**PROBLEM REQUIREMENTS**
Gather every line that includes the word "text", please.

***** SUPPLIED RECORDS *****

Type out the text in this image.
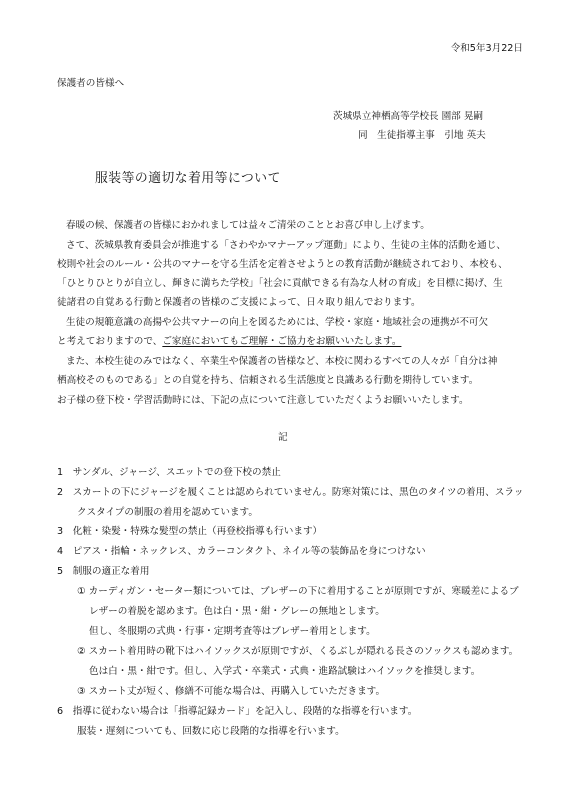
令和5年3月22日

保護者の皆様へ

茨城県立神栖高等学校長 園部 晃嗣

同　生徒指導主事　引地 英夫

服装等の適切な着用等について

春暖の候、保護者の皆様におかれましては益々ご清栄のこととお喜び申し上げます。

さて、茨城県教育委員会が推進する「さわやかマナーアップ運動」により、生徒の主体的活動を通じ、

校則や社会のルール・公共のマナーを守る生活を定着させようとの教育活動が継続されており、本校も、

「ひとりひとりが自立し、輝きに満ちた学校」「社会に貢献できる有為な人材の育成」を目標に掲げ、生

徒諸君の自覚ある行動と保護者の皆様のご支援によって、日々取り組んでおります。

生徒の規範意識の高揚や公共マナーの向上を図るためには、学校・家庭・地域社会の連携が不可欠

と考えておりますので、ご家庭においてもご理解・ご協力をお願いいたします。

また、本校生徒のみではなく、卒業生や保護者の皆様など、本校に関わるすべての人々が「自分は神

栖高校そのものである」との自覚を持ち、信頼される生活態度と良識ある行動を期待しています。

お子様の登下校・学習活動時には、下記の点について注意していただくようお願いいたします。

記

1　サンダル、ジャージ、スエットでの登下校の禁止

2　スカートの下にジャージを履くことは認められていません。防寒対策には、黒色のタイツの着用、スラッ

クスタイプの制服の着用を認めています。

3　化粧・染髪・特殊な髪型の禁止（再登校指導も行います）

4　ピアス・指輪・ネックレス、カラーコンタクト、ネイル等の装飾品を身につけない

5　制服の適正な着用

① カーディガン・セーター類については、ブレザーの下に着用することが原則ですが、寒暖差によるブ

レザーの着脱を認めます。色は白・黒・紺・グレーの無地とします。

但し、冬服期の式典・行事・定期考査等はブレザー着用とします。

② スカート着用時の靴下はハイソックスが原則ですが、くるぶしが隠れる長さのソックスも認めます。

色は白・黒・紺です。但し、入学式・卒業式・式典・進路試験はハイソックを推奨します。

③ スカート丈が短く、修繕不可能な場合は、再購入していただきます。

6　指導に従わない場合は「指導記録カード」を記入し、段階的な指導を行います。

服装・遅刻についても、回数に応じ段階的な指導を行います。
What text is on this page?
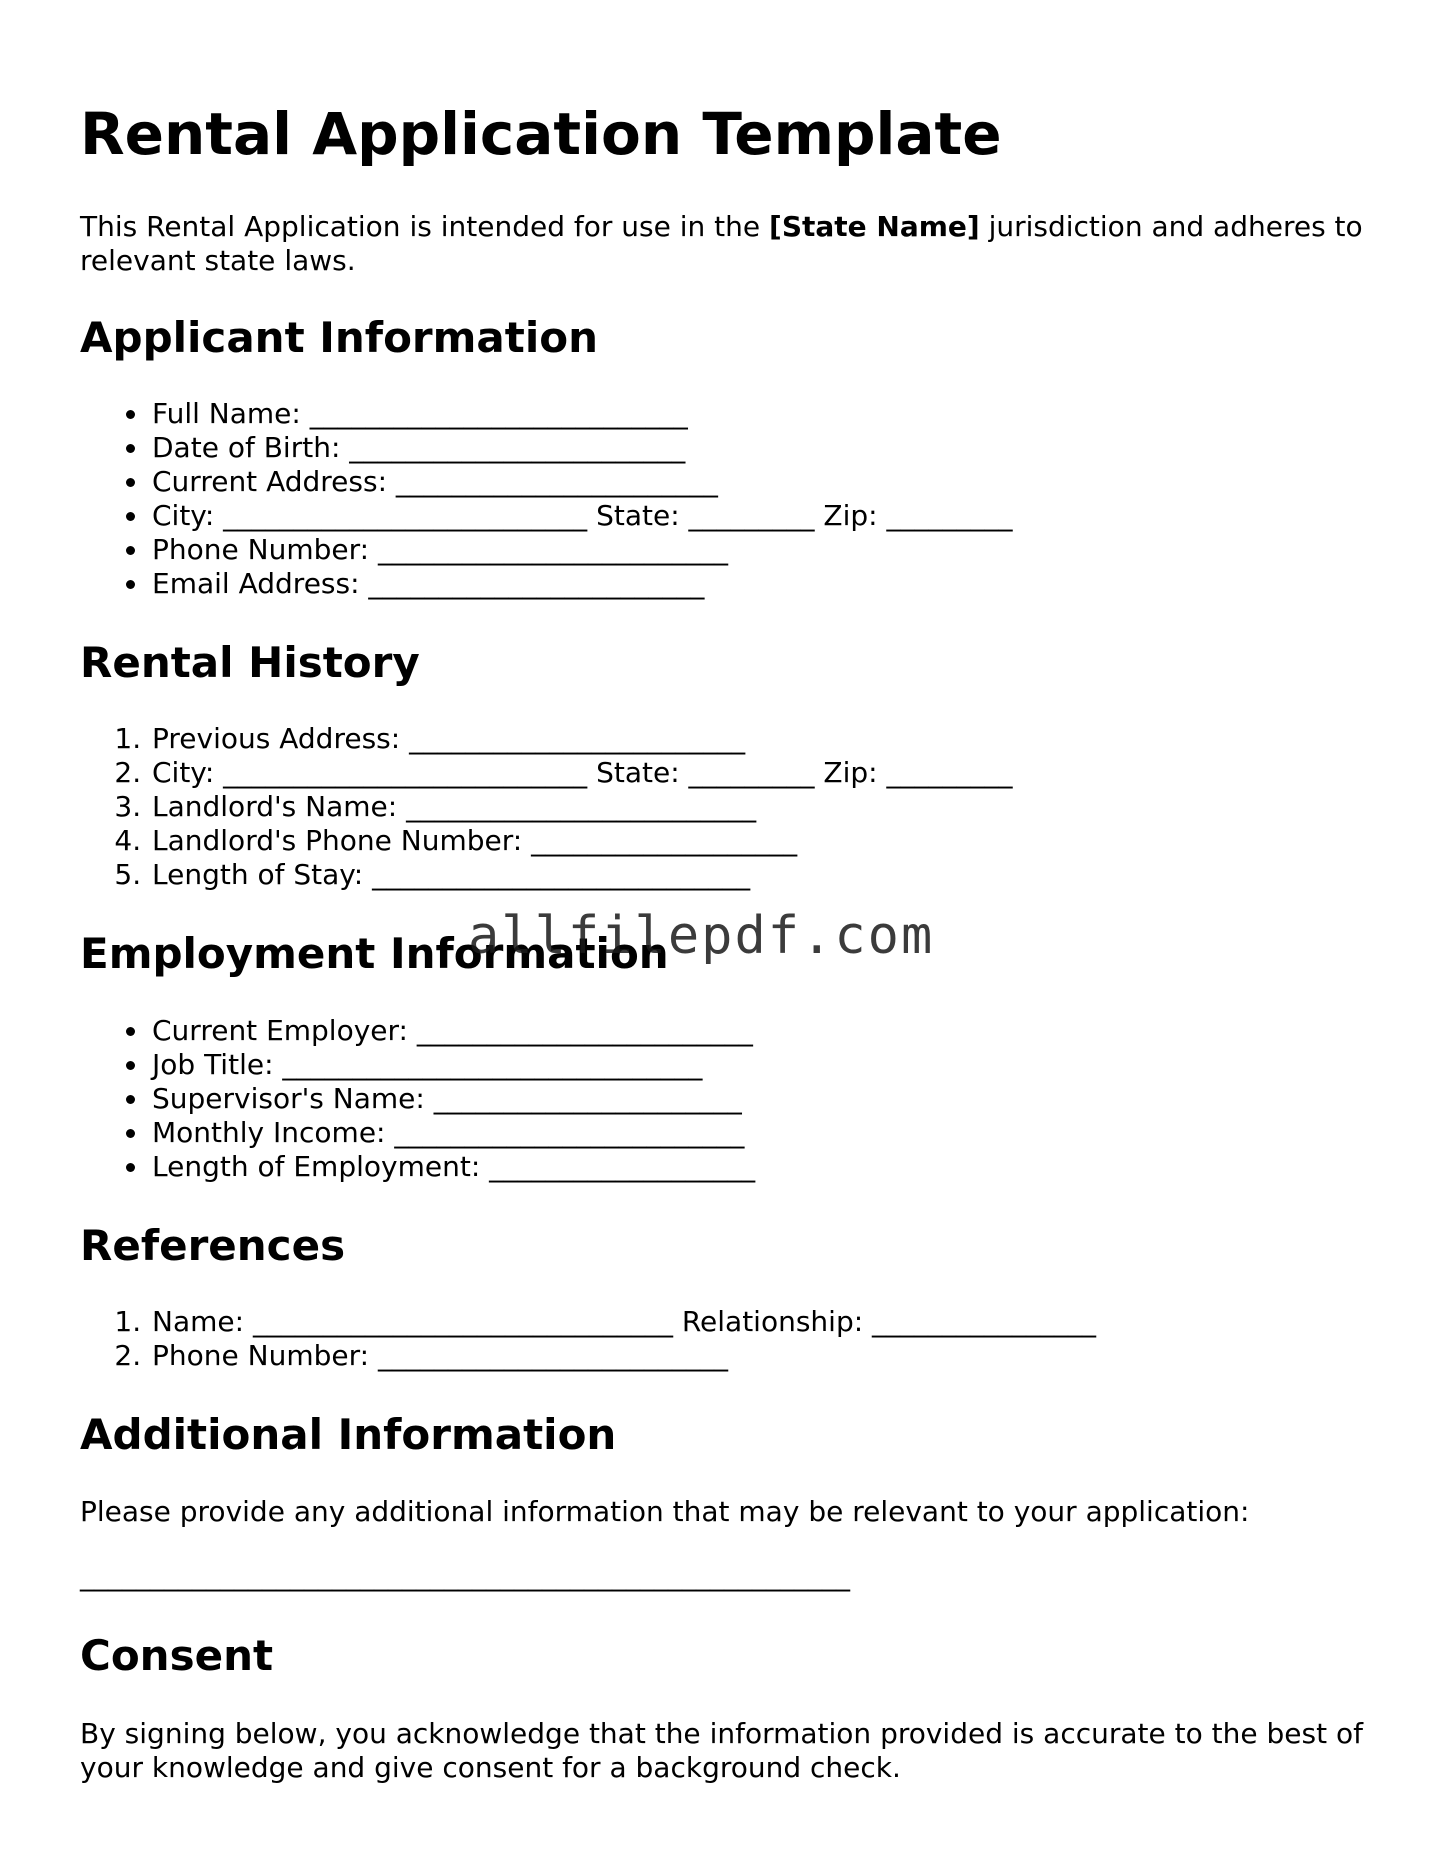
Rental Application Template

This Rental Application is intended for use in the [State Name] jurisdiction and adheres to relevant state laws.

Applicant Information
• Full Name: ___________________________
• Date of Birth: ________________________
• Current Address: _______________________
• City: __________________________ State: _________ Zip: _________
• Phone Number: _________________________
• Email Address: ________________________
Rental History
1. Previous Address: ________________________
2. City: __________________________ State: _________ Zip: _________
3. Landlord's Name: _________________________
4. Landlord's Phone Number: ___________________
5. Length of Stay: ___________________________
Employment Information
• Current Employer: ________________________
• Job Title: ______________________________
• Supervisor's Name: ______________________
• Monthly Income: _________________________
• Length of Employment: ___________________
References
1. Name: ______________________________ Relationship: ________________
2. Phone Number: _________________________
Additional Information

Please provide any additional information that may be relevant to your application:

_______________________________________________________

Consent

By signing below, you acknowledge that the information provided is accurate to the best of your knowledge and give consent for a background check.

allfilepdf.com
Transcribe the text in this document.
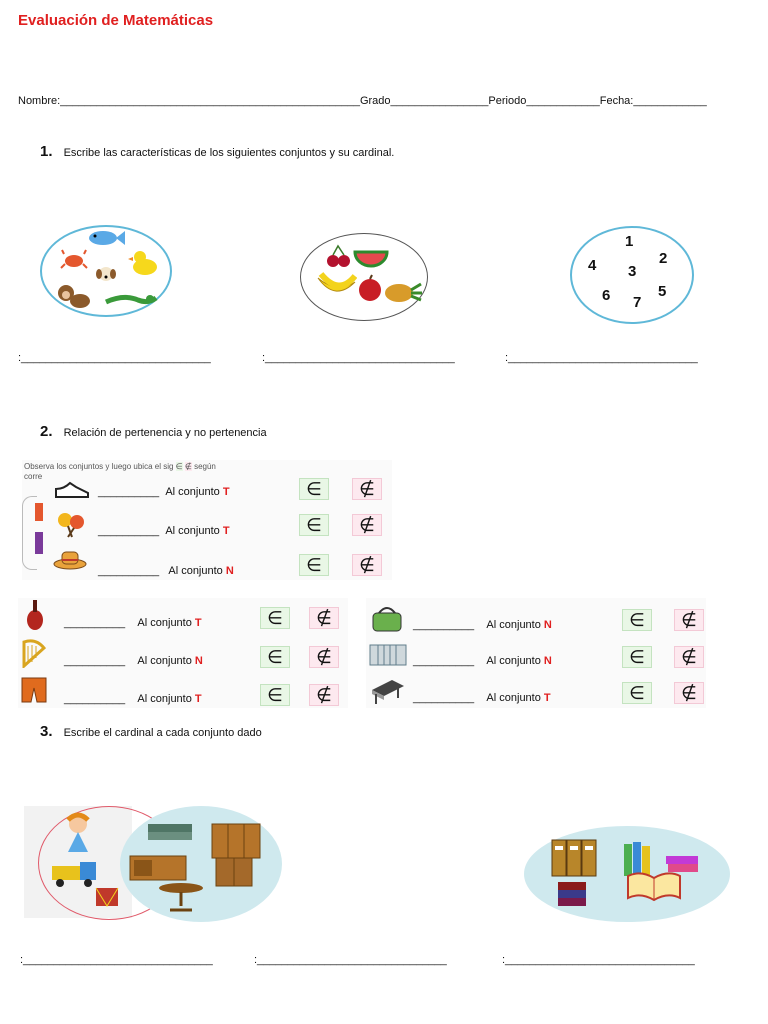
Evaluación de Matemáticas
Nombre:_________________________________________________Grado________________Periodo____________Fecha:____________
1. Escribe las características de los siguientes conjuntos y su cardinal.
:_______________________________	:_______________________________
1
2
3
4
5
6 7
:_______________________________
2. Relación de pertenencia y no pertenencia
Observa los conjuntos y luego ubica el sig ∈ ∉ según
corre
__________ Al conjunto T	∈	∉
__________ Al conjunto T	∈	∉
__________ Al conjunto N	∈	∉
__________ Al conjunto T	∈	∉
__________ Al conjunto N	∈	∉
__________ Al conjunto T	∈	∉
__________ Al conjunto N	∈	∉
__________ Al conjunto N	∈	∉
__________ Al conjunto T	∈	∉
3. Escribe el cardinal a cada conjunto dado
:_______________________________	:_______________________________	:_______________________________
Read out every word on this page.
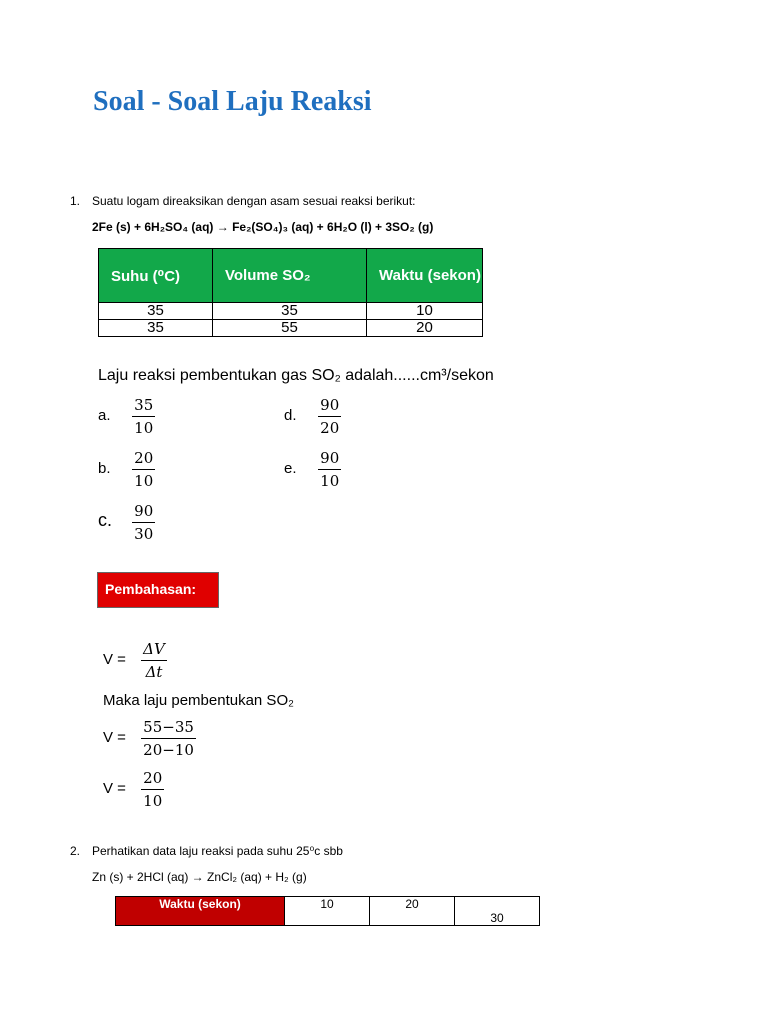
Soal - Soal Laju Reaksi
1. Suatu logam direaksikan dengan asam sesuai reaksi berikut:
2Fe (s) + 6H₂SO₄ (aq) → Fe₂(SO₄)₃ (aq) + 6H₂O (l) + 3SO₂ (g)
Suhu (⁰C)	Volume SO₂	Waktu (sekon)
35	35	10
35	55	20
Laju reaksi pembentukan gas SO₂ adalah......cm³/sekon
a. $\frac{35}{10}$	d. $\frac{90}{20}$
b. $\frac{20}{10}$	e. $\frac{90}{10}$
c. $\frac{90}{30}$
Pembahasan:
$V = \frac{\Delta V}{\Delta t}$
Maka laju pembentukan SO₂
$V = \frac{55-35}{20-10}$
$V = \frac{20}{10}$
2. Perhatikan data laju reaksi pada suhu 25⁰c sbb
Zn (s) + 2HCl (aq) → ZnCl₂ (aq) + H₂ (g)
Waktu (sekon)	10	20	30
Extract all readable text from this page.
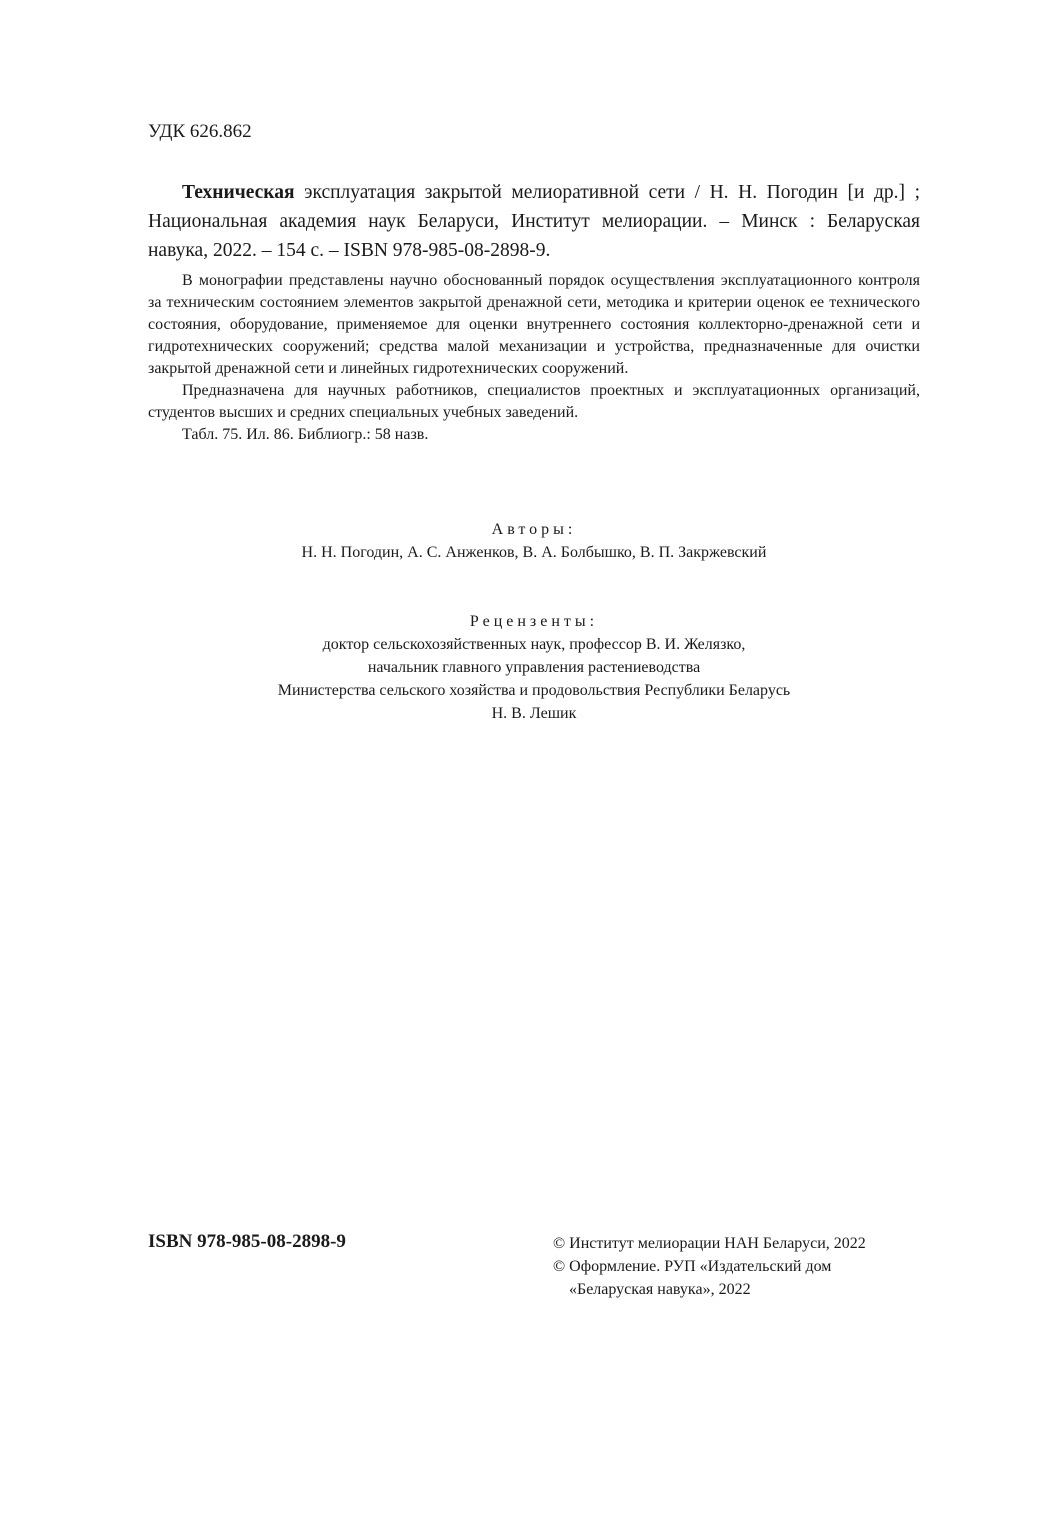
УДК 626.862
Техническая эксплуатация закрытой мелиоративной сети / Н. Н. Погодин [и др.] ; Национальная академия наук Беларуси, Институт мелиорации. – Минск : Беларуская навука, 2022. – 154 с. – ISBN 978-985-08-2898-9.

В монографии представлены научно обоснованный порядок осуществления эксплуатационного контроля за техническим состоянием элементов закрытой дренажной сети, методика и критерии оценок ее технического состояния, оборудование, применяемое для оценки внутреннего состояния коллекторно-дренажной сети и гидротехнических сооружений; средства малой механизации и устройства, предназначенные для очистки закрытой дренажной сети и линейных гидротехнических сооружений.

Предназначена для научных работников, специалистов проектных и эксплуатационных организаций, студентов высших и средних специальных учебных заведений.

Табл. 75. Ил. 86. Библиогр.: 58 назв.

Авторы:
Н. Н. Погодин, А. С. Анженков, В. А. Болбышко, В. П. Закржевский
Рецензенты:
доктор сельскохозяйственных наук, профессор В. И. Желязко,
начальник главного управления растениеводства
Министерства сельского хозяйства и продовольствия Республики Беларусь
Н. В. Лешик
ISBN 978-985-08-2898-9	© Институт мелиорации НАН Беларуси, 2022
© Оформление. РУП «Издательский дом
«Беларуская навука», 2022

*****

**EXERCISE OUTPUT**
Type out the text in this image.
What text is on this page?
Transcribe the text in this document.
Extract all readable text from this page.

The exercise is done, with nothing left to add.